Problem to work on:
Find every line in the records below that holds the word "ylabel" and copy it.

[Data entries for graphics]
#####

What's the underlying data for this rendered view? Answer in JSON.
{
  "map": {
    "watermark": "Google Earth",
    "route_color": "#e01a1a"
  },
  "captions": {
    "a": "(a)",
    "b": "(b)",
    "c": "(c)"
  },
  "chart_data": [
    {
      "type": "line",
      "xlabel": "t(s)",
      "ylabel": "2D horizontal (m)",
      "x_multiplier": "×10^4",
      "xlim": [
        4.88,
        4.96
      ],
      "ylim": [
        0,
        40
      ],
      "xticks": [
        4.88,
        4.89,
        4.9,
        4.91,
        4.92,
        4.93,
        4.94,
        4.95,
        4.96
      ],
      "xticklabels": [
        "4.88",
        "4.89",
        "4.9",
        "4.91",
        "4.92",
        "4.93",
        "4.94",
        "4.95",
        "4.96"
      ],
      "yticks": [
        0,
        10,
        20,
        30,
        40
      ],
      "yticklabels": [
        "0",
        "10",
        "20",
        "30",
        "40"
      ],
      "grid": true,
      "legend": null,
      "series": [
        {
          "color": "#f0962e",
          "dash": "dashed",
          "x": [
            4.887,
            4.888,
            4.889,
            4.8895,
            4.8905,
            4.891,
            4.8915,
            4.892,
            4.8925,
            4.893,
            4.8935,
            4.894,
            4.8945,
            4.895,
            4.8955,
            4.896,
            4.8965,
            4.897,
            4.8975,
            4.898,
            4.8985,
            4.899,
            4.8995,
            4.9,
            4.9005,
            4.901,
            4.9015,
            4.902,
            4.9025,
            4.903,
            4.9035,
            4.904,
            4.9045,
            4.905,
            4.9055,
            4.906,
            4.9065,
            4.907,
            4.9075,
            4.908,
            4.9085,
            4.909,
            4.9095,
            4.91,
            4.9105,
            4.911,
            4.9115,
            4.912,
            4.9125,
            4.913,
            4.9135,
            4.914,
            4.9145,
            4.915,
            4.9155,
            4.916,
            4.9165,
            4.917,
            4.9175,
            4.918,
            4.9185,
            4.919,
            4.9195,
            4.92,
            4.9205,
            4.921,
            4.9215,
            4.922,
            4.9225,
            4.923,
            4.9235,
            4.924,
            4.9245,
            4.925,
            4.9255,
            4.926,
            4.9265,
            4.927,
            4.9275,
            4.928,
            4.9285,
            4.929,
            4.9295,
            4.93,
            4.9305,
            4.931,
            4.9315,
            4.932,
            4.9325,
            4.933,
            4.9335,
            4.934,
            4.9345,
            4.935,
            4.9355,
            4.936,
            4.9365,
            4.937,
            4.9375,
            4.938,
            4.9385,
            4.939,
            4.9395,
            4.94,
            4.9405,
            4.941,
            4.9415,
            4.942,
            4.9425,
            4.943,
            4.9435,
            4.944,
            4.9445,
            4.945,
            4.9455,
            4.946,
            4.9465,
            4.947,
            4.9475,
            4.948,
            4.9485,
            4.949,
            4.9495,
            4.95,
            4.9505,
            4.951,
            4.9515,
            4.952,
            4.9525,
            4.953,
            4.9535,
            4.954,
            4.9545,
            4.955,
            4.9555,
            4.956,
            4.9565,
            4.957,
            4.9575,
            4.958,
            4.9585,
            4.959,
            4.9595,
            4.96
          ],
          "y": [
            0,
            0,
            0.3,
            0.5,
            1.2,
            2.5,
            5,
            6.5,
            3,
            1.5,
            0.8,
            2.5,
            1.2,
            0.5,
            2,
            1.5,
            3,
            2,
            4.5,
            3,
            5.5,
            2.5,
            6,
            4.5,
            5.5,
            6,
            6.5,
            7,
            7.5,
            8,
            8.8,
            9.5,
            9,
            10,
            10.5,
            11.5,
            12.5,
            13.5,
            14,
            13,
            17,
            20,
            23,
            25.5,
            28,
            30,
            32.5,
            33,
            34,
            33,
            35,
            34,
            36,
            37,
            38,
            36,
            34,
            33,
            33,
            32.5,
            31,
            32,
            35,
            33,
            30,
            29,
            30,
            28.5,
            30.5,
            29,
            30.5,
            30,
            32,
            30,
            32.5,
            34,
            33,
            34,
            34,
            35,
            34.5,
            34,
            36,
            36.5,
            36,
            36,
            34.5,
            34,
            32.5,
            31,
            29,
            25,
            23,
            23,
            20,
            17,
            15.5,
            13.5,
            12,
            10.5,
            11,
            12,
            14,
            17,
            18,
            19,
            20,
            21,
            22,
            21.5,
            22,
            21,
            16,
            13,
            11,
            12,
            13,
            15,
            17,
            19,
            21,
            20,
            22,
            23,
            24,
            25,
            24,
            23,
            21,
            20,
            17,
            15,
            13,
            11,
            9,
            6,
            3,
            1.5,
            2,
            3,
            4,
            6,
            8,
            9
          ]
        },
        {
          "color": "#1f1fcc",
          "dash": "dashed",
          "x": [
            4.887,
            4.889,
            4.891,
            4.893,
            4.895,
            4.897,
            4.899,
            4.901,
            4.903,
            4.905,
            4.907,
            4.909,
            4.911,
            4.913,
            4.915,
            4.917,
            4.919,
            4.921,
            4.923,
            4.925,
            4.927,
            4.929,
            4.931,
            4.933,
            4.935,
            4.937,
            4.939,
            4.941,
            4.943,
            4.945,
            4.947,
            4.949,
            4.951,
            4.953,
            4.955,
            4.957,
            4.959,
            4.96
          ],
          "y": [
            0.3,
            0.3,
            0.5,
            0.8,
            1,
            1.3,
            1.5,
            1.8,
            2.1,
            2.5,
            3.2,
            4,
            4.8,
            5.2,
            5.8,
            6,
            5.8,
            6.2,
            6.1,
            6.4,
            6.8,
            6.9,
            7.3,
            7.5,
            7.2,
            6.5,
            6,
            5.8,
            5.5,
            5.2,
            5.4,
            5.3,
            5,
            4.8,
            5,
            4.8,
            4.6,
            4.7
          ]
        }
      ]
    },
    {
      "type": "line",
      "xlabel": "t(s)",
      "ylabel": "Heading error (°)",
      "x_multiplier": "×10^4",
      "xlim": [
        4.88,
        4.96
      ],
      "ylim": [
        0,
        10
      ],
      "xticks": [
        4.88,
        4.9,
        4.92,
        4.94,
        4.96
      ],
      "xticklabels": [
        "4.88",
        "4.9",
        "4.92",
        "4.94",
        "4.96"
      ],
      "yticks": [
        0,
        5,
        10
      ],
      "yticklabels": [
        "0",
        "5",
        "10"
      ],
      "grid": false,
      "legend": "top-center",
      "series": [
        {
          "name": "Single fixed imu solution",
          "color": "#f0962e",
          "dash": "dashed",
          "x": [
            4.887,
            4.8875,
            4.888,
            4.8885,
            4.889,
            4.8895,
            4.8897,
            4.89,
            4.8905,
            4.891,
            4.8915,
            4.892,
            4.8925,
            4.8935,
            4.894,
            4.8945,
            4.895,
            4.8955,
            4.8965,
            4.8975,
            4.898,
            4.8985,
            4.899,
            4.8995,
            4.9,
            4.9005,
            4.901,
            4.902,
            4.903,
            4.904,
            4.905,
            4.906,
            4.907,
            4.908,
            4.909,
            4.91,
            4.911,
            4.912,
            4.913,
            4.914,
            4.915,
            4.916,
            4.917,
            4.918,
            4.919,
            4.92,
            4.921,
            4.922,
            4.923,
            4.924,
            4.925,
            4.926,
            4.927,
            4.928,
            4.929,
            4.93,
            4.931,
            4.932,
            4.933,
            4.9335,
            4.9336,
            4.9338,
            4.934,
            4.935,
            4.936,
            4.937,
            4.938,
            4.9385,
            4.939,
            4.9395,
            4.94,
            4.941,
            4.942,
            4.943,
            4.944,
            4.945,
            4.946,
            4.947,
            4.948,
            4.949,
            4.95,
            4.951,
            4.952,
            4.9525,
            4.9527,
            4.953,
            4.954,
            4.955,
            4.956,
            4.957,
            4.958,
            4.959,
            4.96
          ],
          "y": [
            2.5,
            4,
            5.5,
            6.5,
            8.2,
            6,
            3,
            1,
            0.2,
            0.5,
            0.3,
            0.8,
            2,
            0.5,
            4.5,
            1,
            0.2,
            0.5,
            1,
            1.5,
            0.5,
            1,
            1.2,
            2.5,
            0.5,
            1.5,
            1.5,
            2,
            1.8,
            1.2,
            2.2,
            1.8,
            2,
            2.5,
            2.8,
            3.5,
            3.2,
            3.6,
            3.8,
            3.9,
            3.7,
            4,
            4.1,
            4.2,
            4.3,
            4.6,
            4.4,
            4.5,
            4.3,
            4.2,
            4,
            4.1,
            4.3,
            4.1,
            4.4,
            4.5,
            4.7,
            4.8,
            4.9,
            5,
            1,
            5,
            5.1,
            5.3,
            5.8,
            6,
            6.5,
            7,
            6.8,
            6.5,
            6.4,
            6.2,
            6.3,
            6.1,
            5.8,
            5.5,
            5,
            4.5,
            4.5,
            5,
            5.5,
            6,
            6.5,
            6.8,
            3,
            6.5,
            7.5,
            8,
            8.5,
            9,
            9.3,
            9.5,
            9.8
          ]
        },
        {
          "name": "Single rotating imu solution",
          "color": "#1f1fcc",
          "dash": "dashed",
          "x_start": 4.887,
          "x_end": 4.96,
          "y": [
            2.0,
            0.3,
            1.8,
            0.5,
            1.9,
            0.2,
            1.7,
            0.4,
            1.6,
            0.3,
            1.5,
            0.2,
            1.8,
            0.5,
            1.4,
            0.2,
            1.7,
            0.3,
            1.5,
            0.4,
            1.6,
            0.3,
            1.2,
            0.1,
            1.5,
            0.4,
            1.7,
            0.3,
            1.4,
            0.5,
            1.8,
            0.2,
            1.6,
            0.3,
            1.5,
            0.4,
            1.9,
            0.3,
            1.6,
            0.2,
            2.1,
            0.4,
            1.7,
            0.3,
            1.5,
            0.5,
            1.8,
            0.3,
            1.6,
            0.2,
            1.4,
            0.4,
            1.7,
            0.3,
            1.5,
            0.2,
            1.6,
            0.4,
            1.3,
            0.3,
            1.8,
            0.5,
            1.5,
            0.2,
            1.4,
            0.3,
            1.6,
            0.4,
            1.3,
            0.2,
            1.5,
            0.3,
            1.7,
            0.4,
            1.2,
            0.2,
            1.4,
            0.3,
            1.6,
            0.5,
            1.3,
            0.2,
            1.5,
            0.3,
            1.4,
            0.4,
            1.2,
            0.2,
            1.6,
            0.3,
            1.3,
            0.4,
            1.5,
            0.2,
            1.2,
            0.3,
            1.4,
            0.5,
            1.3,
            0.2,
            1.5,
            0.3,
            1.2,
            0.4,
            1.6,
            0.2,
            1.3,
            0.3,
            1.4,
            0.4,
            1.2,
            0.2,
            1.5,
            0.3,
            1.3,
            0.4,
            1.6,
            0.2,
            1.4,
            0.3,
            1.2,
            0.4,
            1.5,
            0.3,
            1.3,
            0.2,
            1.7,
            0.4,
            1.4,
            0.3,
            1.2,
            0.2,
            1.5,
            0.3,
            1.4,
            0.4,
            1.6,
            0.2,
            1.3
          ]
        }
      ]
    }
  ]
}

#####

Result for this task:
      "ylabel": "2D horizontal (m)",
      "ylabel": "Heading error (°)",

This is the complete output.